■ Your instructions
All the data must come back unchanged, except that pictures are left out.

"""

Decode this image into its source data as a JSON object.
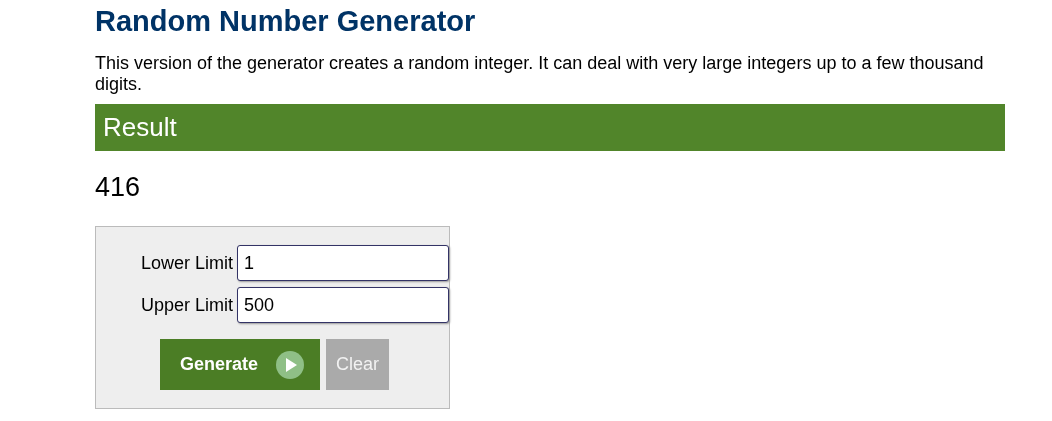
{
  "title": "Random Number Generator",
  "description": "This version of the generator creates a random integer. It can deal with very large integers up to a few thousand digits.",
  "result_header": "Result",
  "result_value": "416",
  "fields": [
    {
      "label": "Lower Limit",
      "value": "1"
    },
    {
      "label": "Upper Limit",
      "value": "500"
    }
  ],
  "buttons": [
    {
      "label": "Generate",
      "kind": "primary"
    },
    {
      "label": "Clear",
      "kind": "secondary"
    }
  ]
}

"""

■ Result of the exercise
Decode this image into its source data as a JSON object.
{
  "title": "Random Number Generator",
  "description": "This version of the generator creates a random integer. It can deal with very large integers up to a few thousand digits.",
  "result_header": "Result",
  "result_value": "416",
  "fields": [
    {
      "label": "Lower Limit",
      "value": "1"
    },
    {
      "label": "Upper Limit",
      "value": "500"
    }
  ],
  "buttons": [
    {
      "label": "Generate",
      "kind": "primary"
    },
    {
      "label": "Clear",
      "kind": "secondary"
    }
  ]
}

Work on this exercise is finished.